§ **Task instructions**
Within the records below, find each line that holds the string "Electrónico", then copy it.

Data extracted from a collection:

++++++

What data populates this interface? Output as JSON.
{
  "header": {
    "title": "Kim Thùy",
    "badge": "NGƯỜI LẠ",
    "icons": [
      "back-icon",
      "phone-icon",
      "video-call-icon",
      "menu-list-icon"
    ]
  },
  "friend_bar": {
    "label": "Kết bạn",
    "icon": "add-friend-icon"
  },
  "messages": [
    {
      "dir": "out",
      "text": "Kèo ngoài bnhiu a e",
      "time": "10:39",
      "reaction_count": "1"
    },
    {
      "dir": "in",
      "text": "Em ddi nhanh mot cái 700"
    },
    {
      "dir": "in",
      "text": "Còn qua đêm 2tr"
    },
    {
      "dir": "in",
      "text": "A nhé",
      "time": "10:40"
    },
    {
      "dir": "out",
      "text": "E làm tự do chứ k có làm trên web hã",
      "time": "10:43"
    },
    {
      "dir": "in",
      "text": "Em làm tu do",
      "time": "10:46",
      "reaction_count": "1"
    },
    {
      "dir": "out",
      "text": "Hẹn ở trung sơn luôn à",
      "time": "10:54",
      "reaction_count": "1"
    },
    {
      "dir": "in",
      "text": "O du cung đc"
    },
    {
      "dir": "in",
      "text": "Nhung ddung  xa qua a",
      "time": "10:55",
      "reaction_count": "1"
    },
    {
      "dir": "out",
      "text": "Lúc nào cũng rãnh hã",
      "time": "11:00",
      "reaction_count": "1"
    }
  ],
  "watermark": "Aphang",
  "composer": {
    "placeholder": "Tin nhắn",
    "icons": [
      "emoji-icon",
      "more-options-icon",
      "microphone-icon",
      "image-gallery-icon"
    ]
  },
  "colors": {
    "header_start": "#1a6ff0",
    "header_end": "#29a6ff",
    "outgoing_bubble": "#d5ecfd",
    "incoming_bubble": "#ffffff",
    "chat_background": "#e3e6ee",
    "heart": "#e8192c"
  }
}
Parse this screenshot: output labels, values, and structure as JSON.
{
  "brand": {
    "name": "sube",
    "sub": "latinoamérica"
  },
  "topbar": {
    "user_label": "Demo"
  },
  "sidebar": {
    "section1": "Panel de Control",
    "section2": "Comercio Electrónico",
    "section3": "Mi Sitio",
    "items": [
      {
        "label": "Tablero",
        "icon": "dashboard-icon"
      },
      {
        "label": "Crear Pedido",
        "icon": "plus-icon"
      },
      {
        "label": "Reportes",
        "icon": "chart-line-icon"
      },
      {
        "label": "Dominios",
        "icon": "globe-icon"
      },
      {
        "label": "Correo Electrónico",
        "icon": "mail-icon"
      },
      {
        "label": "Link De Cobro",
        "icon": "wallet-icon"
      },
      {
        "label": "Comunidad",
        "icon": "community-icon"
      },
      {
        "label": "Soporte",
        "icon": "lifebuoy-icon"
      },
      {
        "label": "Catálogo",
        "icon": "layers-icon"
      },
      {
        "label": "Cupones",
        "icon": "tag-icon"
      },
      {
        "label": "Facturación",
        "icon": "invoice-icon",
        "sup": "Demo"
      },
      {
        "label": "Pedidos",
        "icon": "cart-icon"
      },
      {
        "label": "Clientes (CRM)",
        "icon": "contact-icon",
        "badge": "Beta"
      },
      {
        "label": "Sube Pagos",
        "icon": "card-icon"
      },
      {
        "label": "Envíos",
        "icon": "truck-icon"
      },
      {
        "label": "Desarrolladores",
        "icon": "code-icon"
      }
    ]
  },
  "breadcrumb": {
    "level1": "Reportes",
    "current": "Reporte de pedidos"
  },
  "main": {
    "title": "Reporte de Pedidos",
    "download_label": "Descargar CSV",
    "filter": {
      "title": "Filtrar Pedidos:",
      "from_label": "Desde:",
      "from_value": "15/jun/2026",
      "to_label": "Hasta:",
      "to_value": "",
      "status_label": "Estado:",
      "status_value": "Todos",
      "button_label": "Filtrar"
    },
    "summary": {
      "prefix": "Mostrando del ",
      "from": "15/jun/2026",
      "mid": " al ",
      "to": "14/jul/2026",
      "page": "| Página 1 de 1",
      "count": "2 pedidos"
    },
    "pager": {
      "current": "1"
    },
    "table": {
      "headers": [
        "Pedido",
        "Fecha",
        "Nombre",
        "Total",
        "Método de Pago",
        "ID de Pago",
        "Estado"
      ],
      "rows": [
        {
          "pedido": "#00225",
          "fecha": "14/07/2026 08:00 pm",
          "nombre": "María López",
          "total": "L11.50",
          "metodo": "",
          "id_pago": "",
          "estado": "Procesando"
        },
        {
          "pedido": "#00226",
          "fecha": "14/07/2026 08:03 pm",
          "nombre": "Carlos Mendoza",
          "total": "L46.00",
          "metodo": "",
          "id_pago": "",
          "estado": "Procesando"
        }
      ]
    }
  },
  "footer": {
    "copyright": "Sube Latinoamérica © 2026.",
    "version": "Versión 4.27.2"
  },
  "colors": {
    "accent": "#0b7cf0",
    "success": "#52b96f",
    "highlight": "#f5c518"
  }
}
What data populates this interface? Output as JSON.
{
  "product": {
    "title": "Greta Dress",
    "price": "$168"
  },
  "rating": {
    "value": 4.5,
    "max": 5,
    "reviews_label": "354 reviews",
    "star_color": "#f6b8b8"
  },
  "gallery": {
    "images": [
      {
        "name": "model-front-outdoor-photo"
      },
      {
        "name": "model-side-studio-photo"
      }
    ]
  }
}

++++++

§ **Solution below**
    "section2": "Comercio Electrónico",
        "label": "Correo Electrónico",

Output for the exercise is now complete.